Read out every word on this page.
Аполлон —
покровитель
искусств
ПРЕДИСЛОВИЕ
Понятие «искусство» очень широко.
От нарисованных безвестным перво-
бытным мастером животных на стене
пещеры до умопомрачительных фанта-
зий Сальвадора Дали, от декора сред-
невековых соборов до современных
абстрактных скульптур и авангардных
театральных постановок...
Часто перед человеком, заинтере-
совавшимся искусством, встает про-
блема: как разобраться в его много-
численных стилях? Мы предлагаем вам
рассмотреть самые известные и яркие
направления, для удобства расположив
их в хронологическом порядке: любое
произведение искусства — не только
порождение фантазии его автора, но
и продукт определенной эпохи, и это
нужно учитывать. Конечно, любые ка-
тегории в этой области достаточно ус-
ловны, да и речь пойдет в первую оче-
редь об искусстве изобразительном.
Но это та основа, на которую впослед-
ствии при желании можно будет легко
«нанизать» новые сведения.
==
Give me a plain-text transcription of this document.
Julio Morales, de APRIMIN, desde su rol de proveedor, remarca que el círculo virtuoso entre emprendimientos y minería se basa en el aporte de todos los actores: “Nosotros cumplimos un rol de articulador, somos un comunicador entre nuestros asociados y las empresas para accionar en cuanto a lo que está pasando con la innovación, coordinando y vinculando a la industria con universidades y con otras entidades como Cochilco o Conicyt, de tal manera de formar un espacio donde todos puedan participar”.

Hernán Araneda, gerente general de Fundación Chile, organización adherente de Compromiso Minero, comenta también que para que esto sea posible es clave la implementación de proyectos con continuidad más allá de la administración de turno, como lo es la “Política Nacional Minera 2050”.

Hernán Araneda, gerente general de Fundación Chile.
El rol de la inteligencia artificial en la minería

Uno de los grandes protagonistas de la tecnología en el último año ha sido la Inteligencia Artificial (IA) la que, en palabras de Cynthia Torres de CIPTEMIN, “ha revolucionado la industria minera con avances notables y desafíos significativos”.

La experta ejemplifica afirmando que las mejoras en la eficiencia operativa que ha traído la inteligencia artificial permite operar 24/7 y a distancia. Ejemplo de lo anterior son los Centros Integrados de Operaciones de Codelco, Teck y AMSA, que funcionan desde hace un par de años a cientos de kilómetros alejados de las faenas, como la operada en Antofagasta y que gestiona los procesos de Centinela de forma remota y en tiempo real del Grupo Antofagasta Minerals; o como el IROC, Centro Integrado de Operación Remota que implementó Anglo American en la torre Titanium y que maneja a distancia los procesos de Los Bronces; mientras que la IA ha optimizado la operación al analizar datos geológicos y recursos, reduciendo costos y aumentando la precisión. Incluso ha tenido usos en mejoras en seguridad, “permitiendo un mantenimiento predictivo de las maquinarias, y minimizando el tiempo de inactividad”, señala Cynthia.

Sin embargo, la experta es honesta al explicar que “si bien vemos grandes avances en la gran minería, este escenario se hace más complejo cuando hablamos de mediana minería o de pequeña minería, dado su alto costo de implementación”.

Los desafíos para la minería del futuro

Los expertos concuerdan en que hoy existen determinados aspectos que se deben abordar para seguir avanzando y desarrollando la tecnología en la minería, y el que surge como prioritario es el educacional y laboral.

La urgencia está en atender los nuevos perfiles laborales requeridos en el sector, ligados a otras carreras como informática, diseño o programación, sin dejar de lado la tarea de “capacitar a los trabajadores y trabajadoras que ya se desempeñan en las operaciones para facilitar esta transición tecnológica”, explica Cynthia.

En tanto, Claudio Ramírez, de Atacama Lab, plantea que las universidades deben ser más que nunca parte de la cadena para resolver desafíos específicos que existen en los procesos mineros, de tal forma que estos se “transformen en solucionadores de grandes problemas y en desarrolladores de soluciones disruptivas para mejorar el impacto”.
...
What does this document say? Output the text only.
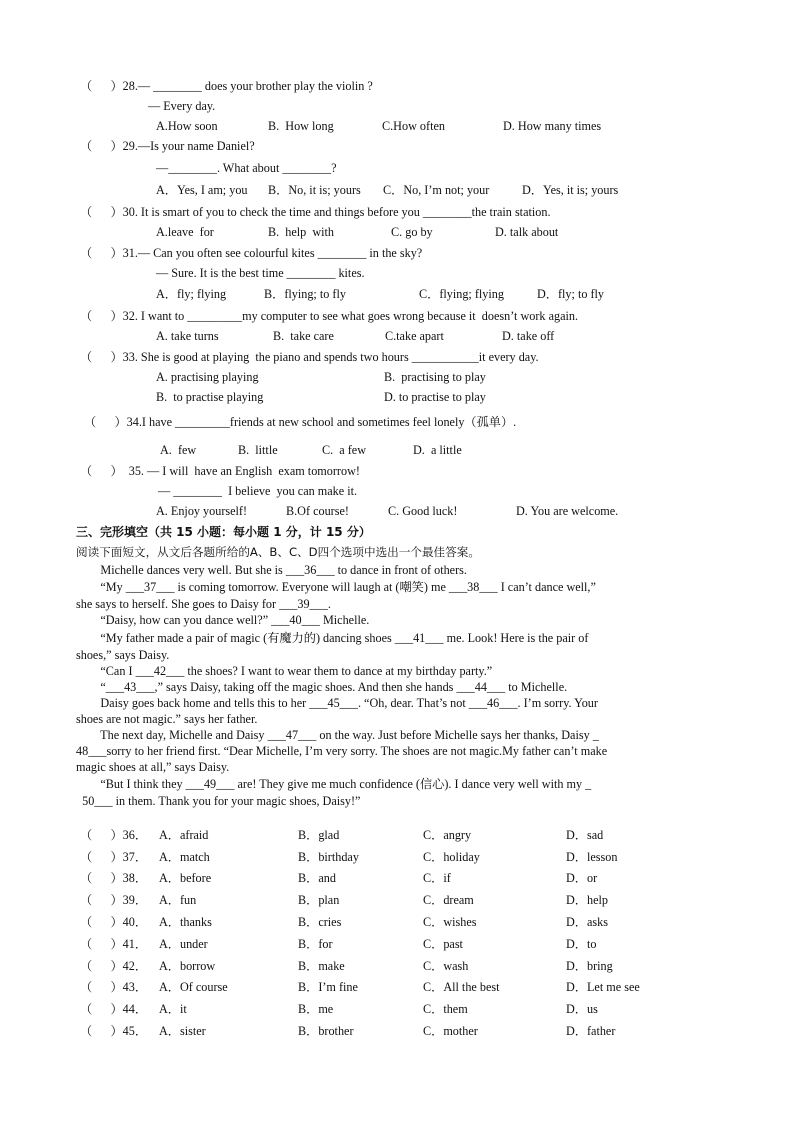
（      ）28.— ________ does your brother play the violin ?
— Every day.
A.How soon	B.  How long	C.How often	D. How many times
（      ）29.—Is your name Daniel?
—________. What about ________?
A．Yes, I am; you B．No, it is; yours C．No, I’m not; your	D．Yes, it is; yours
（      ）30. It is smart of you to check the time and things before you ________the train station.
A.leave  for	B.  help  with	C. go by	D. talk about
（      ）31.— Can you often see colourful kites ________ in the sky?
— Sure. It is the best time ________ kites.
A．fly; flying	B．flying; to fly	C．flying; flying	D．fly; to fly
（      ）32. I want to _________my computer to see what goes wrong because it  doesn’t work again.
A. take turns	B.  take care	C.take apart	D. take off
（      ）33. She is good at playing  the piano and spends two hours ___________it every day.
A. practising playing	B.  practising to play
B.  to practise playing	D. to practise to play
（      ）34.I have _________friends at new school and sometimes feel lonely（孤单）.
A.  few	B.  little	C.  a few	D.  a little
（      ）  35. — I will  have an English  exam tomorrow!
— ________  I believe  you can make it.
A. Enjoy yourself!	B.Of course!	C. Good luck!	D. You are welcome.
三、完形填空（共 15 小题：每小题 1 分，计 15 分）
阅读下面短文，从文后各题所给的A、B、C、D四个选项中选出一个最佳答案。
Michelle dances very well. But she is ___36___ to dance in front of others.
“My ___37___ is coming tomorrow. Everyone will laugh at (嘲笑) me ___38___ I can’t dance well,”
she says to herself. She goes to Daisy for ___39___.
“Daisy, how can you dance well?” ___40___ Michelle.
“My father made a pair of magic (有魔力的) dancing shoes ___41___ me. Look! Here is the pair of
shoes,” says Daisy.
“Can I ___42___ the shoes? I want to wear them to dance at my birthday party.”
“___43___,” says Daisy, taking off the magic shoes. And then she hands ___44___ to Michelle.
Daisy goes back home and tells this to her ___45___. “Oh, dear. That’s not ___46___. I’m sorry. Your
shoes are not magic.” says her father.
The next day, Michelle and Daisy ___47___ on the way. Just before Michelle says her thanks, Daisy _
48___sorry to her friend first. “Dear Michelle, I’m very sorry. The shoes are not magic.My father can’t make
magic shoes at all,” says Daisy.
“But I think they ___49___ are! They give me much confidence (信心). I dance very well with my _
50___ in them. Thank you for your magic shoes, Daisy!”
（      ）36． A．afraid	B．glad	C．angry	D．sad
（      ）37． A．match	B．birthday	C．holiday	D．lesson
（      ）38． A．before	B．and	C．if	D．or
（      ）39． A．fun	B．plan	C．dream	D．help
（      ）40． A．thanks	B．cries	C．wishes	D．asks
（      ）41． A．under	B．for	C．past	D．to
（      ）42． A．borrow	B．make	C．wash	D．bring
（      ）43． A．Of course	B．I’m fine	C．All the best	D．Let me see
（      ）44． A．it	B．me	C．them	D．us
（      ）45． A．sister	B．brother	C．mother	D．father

Problem requirements: Copy every line above that includes the string "before".

Solution to this problem:
（      ）30. It is smart of you to check the time and things before you ________the train station.
The next day, Michelle and Daisy ___47___ on the way. Just before Michelle says her thanks, Daisy _
（      ）38． A．before	B．and	C．if	D．or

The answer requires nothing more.